Below are the records; pull every line that includes "caption".

* start DATASET EXTRACT *

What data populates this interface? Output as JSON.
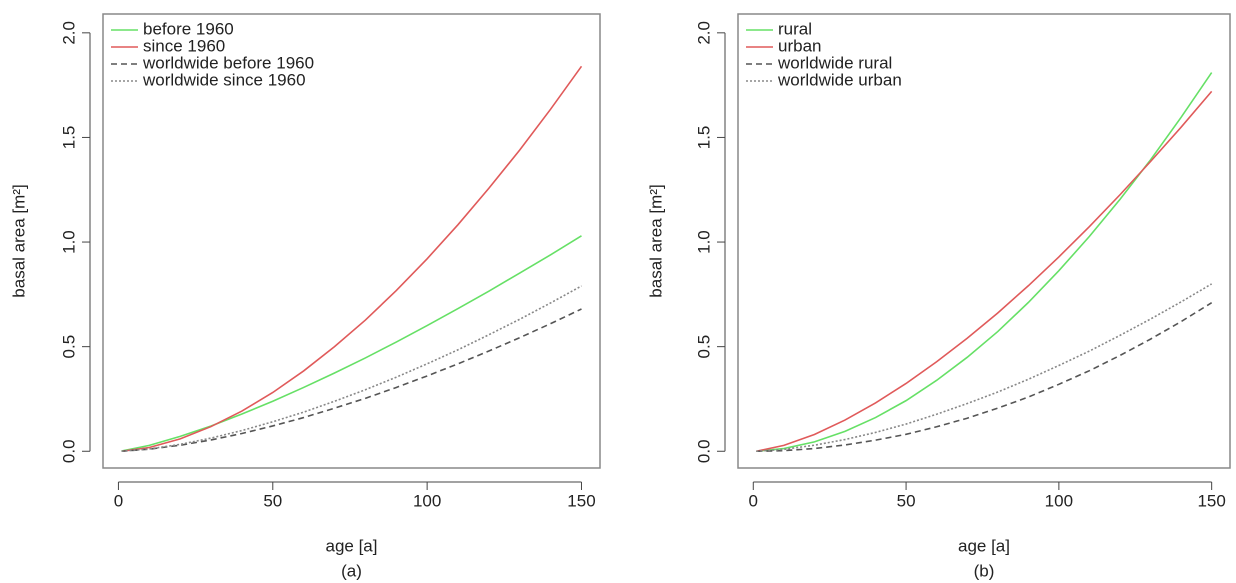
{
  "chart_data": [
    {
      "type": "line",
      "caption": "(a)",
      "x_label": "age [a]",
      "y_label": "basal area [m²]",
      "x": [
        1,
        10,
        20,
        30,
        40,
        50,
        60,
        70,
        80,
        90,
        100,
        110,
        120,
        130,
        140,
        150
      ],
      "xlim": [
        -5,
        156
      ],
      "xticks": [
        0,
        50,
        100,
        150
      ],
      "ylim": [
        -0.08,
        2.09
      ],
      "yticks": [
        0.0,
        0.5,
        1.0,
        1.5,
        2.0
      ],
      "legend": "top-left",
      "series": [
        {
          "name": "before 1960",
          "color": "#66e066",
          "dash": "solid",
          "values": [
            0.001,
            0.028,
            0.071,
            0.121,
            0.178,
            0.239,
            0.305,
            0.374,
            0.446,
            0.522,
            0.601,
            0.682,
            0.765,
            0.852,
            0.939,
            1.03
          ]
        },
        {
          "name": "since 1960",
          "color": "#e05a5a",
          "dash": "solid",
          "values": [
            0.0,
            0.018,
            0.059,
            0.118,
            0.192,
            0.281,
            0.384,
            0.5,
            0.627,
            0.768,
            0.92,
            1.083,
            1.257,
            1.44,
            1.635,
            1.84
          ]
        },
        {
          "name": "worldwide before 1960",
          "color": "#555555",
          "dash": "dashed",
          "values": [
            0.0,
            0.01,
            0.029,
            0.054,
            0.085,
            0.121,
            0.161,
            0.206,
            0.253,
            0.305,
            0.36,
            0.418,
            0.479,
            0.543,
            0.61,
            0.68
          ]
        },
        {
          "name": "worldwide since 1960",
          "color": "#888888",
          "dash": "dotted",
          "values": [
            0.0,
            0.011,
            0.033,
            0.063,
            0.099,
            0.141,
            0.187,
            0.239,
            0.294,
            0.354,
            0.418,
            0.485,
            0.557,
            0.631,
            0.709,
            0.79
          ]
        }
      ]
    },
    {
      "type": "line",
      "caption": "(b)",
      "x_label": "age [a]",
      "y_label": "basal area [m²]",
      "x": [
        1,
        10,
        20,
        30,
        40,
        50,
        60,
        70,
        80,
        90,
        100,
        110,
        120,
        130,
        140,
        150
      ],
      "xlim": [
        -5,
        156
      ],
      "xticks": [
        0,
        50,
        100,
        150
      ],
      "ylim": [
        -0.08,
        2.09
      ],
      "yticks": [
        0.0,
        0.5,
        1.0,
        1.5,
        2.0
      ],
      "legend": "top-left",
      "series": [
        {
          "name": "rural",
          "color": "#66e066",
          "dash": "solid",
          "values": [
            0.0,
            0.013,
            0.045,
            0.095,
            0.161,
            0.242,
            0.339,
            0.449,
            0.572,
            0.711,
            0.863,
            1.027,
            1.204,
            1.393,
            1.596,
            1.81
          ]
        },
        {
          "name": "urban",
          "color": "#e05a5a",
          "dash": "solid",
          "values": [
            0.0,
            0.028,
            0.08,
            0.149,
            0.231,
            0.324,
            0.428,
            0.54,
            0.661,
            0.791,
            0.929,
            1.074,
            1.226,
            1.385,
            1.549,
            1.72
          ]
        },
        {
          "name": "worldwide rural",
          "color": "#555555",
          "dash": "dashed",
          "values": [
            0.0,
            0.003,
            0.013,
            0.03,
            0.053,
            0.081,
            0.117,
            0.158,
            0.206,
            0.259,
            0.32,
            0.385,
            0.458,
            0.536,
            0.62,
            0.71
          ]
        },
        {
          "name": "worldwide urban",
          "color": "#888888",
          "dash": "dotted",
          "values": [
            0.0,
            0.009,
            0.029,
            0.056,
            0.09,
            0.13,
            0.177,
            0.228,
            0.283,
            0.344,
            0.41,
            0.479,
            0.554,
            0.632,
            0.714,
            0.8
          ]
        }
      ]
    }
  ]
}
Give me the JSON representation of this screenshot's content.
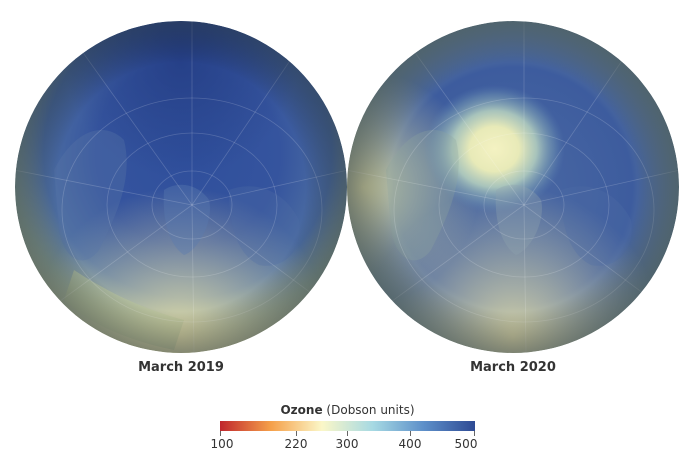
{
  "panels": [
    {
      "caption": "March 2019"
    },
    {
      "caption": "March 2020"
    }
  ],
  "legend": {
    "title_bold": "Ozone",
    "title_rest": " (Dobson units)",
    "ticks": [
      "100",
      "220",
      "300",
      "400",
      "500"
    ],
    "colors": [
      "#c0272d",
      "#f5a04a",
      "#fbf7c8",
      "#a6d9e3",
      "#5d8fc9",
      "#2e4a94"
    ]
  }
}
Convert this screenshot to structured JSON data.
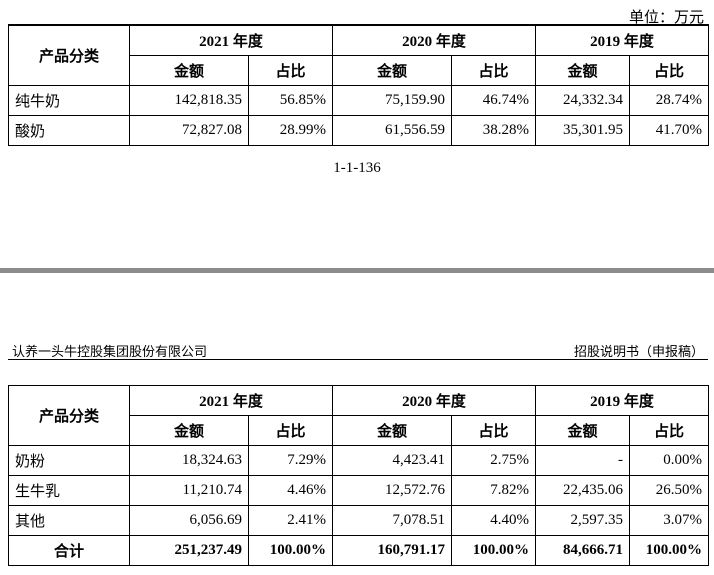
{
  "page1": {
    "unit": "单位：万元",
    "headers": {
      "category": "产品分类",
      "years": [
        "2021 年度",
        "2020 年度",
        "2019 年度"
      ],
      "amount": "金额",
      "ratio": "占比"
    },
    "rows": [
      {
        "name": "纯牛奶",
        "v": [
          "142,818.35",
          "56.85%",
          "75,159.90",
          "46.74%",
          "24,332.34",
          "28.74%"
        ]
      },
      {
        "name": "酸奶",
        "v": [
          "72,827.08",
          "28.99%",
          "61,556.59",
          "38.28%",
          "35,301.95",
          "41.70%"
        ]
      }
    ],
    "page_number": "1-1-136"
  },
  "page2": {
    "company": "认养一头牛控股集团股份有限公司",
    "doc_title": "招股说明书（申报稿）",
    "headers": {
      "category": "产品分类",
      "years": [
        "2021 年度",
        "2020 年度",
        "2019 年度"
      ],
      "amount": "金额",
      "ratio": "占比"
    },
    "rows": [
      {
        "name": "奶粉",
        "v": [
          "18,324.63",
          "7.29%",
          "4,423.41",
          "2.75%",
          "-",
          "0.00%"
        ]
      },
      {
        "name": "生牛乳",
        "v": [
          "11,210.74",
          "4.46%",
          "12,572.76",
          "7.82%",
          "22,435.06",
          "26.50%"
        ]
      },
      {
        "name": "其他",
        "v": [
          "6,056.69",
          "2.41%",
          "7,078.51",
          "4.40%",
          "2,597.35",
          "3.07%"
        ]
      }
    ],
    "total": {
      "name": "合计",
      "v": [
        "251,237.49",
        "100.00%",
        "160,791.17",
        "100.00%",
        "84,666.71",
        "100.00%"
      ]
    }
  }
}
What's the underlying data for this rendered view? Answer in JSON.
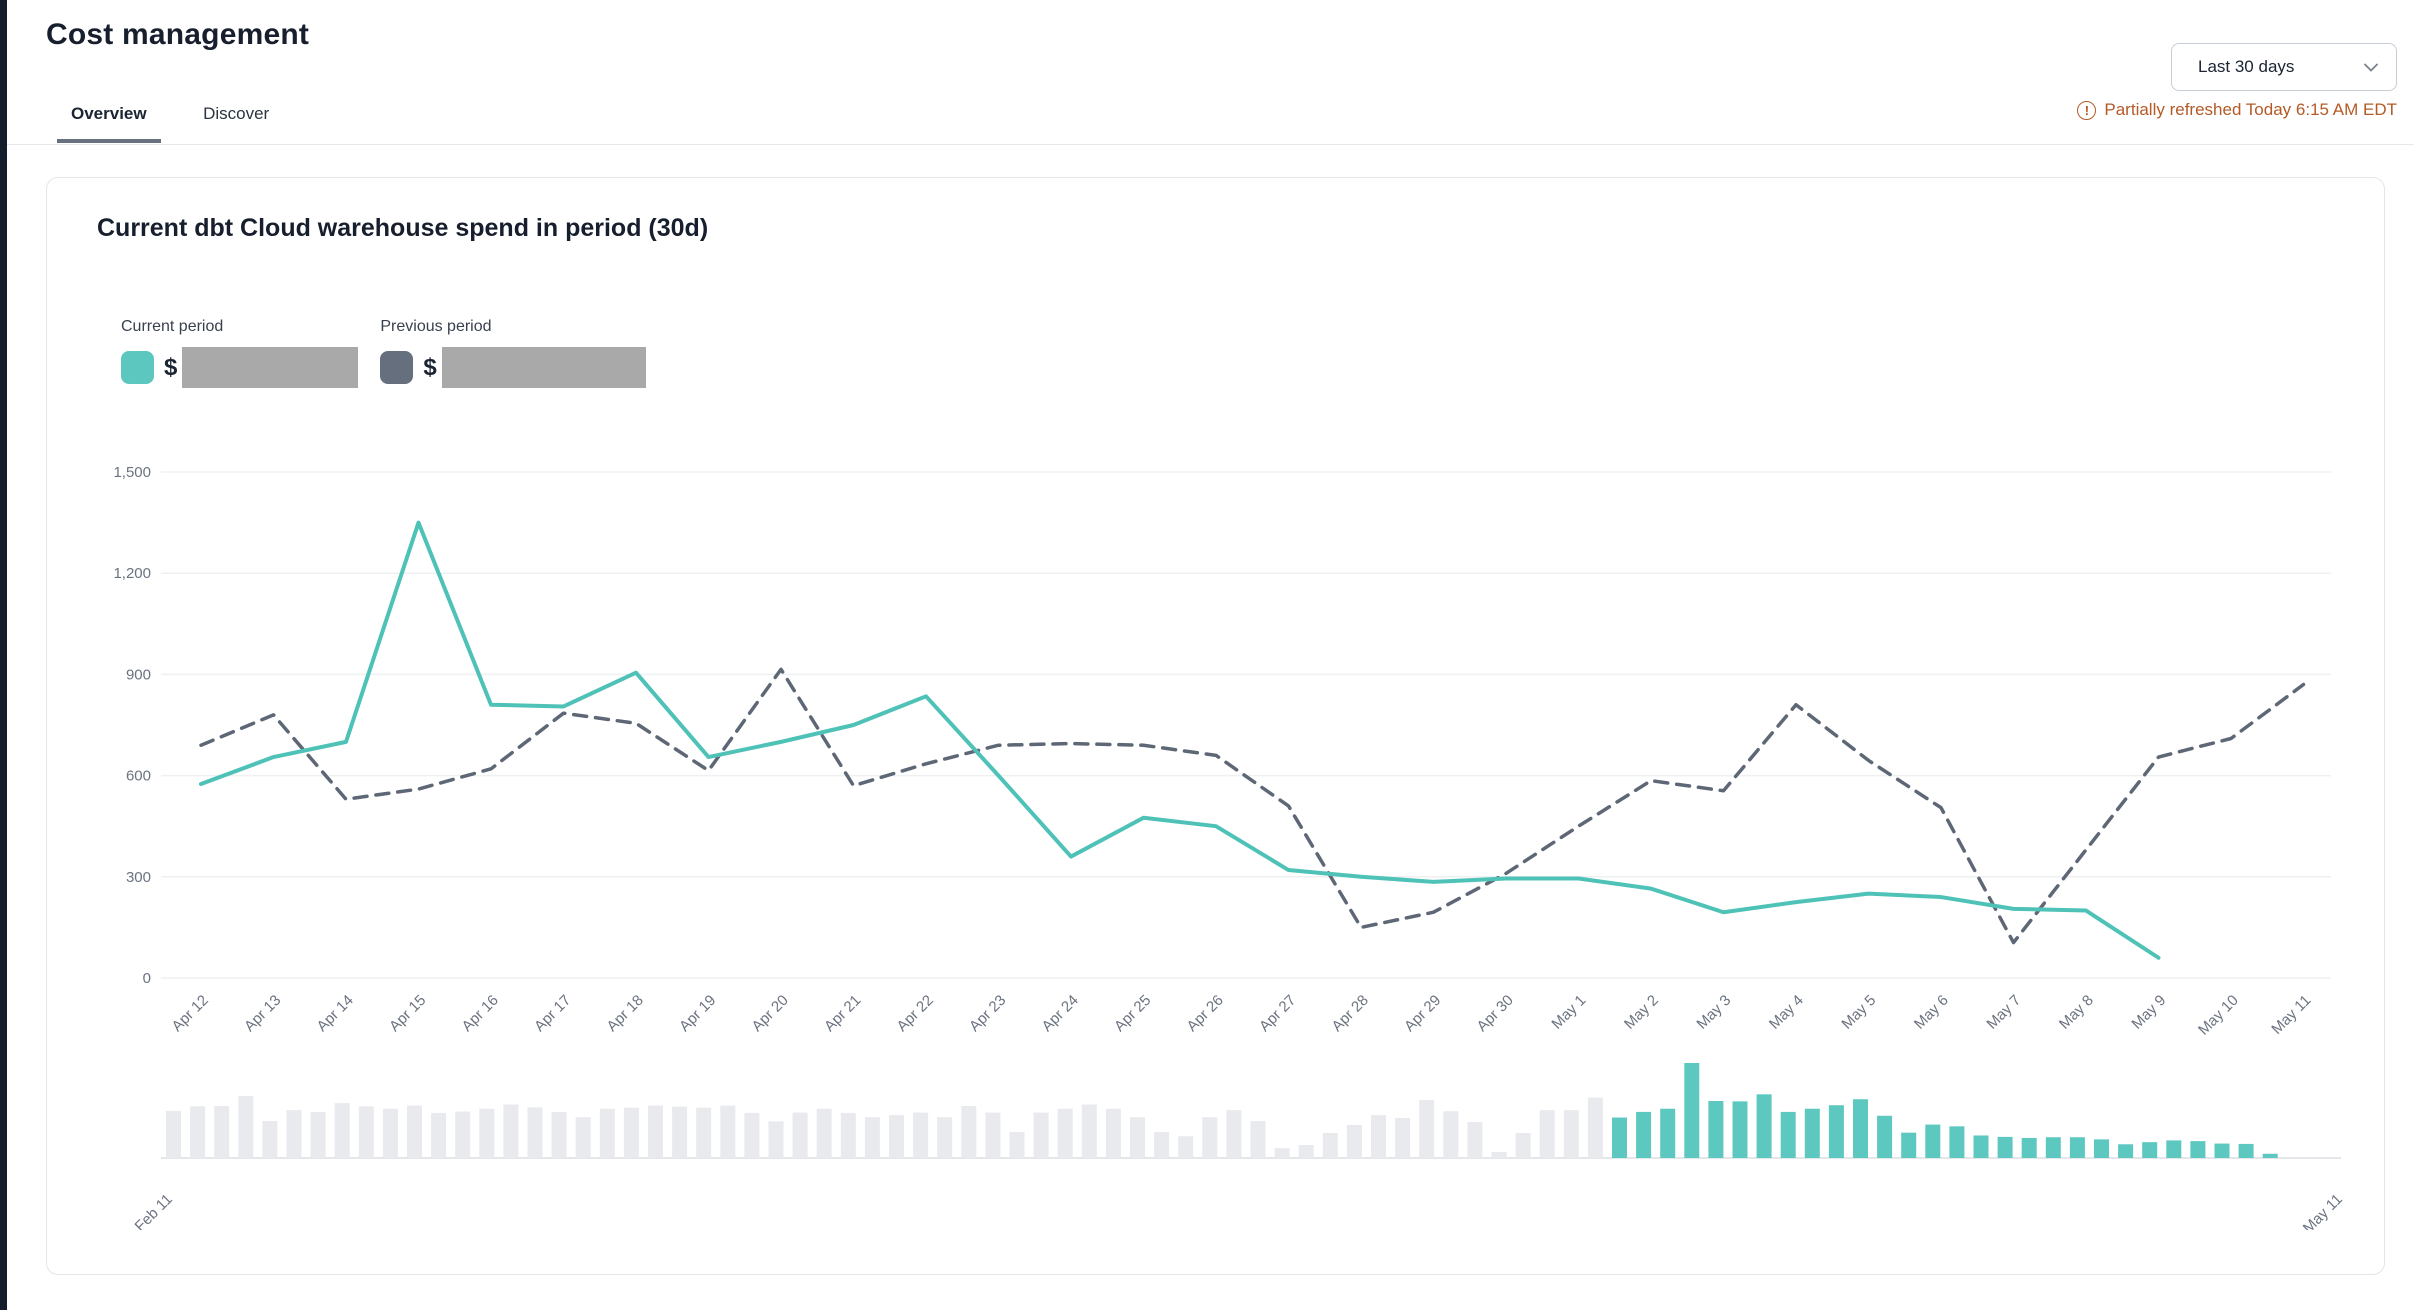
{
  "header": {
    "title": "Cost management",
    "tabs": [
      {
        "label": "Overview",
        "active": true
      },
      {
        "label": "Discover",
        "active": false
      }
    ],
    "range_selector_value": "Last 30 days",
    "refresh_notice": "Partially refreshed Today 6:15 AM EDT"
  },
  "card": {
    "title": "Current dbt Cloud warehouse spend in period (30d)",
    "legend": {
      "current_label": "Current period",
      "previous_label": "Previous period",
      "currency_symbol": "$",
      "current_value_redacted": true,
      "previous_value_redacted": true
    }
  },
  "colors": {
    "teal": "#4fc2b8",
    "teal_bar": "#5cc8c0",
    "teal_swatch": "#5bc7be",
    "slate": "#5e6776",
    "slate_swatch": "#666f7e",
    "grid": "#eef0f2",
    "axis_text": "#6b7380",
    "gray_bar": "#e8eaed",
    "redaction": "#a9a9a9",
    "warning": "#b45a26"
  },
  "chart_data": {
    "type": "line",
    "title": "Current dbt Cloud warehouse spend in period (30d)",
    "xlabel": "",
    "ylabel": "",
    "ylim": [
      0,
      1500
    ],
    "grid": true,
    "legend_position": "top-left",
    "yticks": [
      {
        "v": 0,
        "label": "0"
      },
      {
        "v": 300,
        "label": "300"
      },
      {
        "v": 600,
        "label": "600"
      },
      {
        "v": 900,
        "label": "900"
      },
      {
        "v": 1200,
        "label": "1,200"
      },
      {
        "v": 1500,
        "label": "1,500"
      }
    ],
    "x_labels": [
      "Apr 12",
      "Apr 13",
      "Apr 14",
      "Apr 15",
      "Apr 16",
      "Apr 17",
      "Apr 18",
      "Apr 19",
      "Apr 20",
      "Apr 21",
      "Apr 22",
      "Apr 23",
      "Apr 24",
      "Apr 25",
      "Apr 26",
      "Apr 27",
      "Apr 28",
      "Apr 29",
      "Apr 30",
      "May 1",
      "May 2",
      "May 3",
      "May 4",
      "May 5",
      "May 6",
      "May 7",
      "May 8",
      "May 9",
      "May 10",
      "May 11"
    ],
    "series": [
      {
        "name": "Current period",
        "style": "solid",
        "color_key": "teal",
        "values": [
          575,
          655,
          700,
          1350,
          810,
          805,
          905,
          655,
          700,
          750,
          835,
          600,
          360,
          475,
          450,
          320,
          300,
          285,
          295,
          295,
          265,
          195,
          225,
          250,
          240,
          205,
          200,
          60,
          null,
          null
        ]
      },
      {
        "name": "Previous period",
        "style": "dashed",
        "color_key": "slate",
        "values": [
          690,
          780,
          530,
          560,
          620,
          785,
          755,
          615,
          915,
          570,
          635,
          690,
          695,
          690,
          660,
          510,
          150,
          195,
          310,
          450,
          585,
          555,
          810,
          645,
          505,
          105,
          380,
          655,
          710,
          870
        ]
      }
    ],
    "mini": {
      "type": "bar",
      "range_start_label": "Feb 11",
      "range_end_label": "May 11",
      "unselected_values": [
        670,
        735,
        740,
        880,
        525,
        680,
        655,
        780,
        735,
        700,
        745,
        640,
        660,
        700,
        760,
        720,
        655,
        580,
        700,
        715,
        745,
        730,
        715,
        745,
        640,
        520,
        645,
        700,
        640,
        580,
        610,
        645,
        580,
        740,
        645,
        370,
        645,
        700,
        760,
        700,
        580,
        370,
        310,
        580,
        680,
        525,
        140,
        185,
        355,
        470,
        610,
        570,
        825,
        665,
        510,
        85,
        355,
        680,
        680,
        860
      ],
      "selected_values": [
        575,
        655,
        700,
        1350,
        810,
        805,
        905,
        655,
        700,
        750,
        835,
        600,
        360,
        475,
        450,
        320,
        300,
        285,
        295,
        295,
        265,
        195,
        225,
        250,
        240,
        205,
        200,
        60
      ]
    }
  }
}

* end DATASET EXTRACT *

## [RESULT OF THE TASK]
      "caption": "(a)",
      "caption": "(b)",
      "caption": "March 2019"
      "caption": "March 2020"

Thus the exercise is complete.